▸ Exercise goal: Find every line in the records below that holds the word "зурвас", and copy it out.

--- Input rows ---

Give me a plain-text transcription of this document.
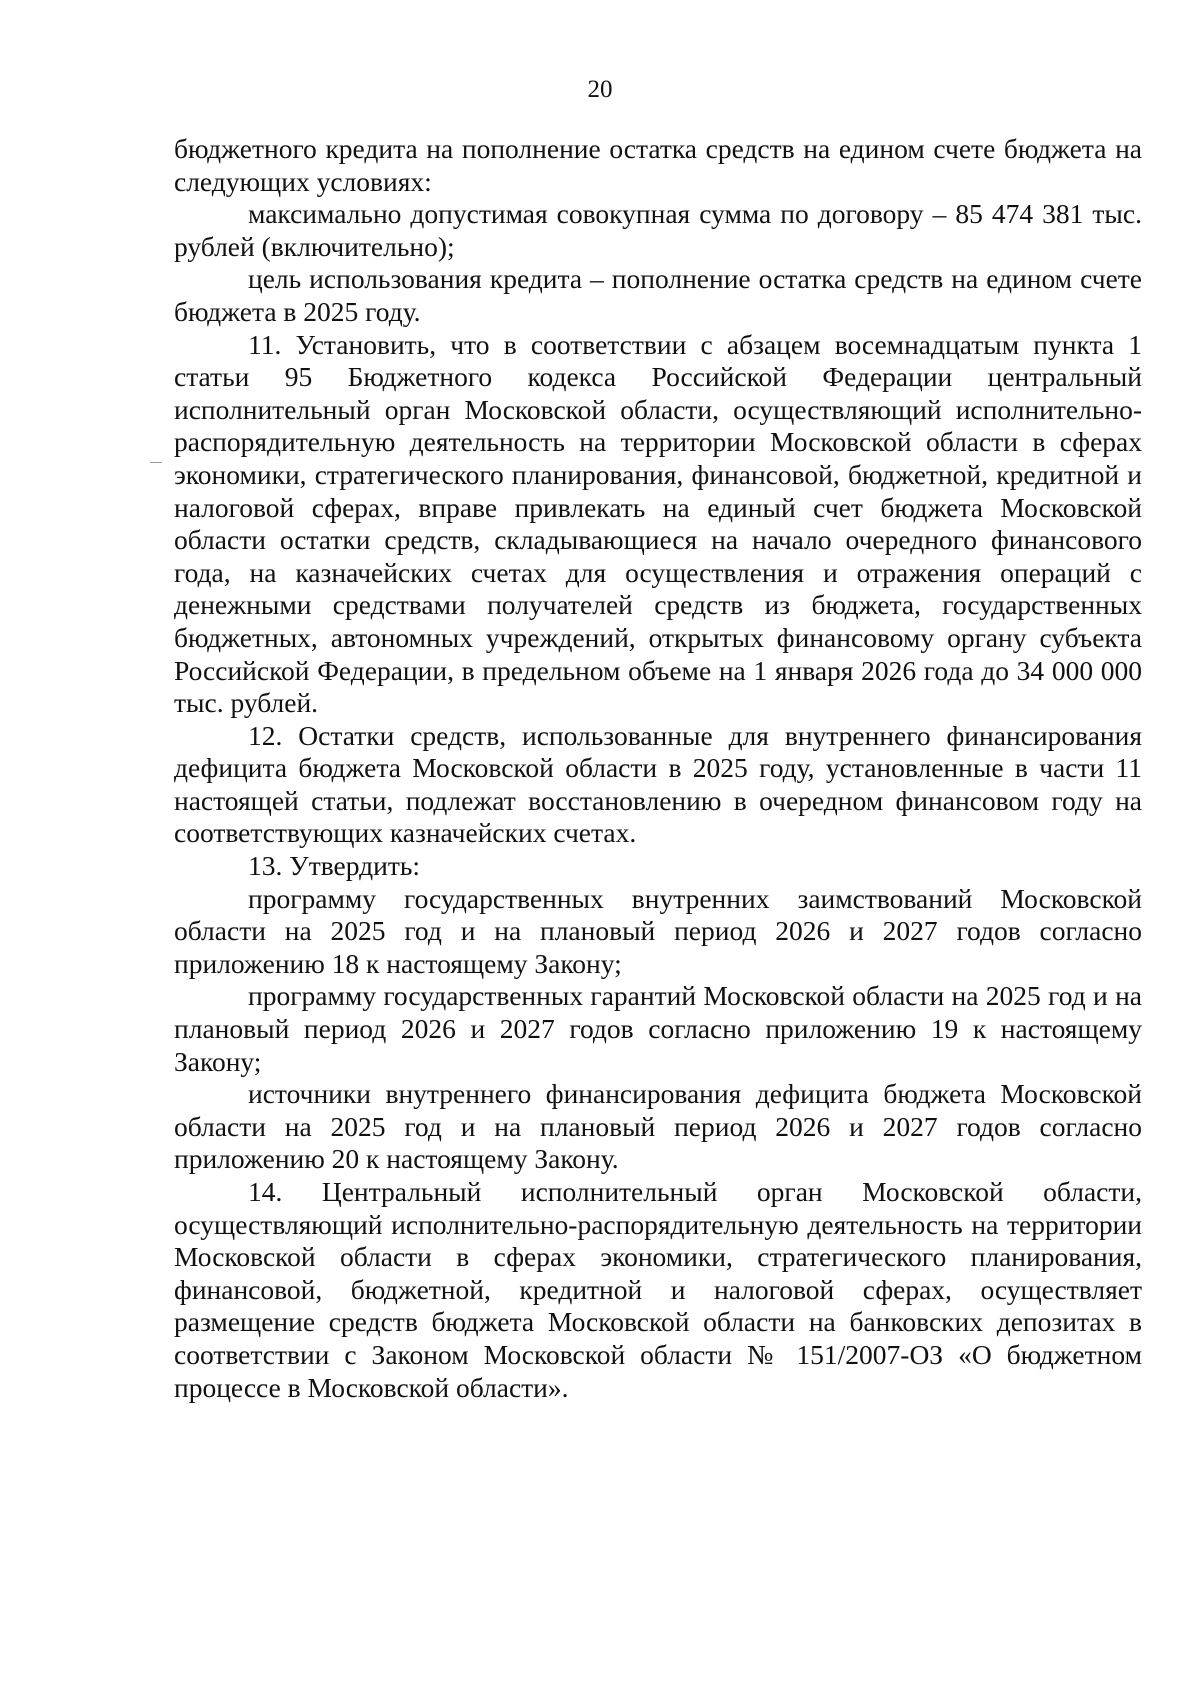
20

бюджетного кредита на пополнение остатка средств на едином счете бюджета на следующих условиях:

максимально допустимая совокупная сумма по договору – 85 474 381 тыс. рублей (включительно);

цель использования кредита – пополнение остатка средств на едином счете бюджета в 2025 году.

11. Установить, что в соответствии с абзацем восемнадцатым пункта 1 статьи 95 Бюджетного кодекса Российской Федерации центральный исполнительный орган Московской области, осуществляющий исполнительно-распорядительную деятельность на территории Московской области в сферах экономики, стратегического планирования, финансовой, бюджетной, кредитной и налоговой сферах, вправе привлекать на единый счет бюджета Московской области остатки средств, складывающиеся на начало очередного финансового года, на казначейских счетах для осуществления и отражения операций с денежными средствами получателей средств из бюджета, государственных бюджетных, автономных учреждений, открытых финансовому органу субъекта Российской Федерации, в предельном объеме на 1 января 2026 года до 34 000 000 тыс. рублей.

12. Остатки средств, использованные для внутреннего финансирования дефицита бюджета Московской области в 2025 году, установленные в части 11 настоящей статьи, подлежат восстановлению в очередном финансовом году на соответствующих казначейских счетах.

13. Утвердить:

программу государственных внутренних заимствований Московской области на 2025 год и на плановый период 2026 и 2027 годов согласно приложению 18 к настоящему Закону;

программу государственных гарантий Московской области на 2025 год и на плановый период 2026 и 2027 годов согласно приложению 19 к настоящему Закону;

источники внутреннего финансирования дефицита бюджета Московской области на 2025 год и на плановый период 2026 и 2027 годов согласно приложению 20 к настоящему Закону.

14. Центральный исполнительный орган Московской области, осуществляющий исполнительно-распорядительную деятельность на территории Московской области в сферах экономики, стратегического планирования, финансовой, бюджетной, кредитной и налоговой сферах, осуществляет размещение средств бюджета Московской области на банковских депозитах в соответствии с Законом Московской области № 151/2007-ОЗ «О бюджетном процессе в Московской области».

---
--- Input rows ---

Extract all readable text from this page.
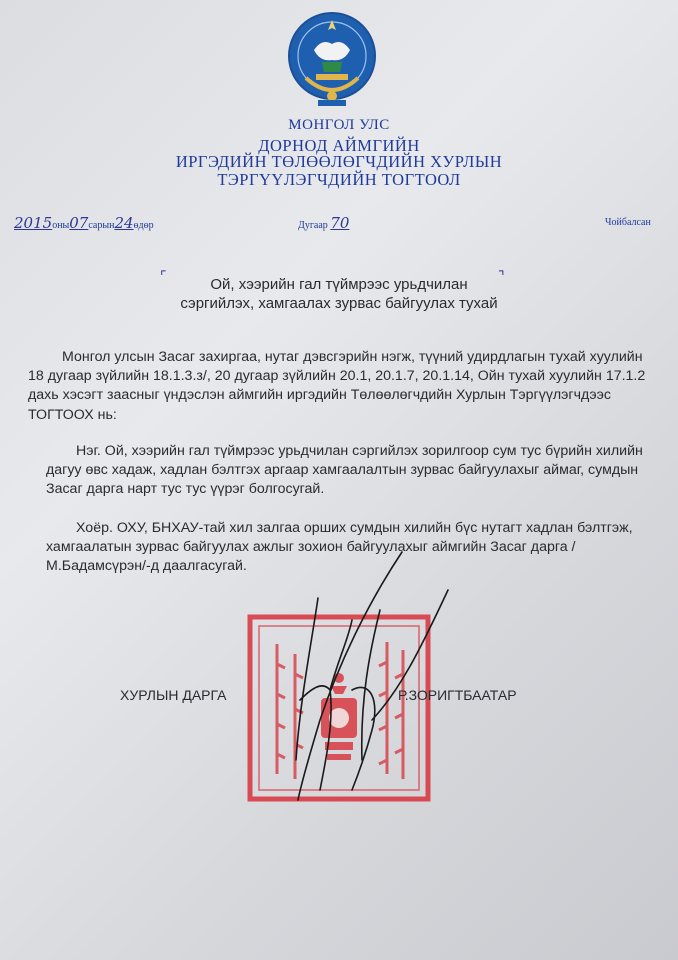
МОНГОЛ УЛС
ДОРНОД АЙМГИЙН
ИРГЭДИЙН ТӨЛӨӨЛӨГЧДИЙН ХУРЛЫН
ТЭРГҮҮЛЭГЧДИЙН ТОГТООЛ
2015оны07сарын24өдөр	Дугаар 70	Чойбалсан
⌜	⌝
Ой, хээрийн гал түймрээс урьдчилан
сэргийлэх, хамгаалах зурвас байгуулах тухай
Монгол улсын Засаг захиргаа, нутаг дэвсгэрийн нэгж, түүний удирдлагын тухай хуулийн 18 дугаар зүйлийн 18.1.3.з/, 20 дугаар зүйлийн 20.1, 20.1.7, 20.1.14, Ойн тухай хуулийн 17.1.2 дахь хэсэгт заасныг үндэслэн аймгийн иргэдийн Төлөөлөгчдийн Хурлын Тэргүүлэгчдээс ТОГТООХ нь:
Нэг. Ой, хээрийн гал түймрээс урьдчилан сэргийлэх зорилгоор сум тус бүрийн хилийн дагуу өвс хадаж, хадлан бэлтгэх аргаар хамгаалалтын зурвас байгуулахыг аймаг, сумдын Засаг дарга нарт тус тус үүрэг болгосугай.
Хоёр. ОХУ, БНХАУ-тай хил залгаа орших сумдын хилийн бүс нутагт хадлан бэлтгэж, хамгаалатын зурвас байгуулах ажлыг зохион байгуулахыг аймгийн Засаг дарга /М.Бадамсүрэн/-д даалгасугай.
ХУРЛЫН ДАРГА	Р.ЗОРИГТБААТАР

---
--- Input rows ---

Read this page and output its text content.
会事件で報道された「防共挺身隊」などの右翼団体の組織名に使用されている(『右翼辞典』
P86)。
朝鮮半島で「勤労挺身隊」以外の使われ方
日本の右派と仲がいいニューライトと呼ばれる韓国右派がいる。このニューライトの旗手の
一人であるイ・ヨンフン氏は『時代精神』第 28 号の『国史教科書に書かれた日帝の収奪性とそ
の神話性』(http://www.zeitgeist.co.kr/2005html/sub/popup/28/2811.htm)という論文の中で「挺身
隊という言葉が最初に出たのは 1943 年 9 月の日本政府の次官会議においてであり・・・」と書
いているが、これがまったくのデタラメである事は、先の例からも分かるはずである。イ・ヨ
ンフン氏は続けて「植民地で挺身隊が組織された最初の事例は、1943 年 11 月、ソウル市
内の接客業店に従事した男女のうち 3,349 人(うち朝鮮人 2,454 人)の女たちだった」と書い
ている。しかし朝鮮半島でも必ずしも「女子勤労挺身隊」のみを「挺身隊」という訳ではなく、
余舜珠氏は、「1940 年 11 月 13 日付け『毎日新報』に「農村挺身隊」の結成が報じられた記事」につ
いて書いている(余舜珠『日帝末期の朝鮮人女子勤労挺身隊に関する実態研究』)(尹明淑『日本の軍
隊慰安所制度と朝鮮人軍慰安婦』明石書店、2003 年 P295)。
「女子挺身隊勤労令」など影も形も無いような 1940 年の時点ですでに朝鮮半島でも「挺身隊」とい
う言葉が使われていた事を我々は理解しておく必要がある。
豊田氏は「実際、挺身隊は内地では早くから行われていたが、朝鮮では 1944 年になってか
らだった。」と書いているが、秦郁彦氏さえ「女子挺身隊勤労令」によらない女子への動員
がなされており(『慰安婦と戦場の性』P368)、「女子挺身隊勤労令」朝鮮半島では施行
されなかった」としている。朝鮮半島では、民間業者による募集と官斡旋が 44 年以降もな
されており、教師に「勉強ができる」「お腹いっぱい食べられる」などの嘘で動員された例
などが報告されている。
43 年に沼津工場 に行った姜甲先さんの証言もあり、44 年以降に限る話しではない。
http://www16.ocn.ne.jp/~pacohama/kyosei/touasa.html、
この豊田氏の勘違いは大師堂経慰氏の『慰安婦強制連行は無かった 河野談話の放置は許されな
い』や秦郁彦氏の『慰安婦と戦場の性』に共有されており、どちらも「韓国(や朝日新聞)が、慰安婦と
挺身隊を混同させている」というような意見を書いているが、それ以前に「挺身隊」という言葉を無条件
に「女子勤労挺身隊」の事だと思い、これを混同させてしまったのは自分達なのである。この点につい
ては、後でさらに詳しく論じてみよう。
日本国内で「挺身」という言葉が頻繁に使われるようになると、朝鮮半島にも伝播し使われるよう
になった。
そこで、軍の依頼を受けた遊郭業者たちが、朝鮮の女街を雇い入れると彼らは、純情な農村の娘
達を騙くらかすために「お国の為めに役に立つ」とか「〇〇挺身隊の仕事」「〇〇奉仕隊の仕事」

---

▸ Output below:
сэргийлэх, хамгаалах зурвас байгуулах тухай
Нэг. Ой, хээрийн гал түймрээс урьдчилан сэргийлэх зорилгоор сум тус бүрийн хилийн дагуу өвс хадаж, хадлан бэлтгэх аргаар хамгаалалтын зурвас байгуулахыг аймаг, сумдын Засаг дарга нарт тус тус үүрэг болгосугай.
Хоёр. ОХУ, БНХАУ-тай хил залгаа орших сумдын хилийн бүс нутагт хадлан бэлтгэж, хамгаалатын зурвас байгуулах ажлыг зохион байгуулахыг аймгийн Засаг дарга /М.Бадамсүрэн/-д даалгасугай.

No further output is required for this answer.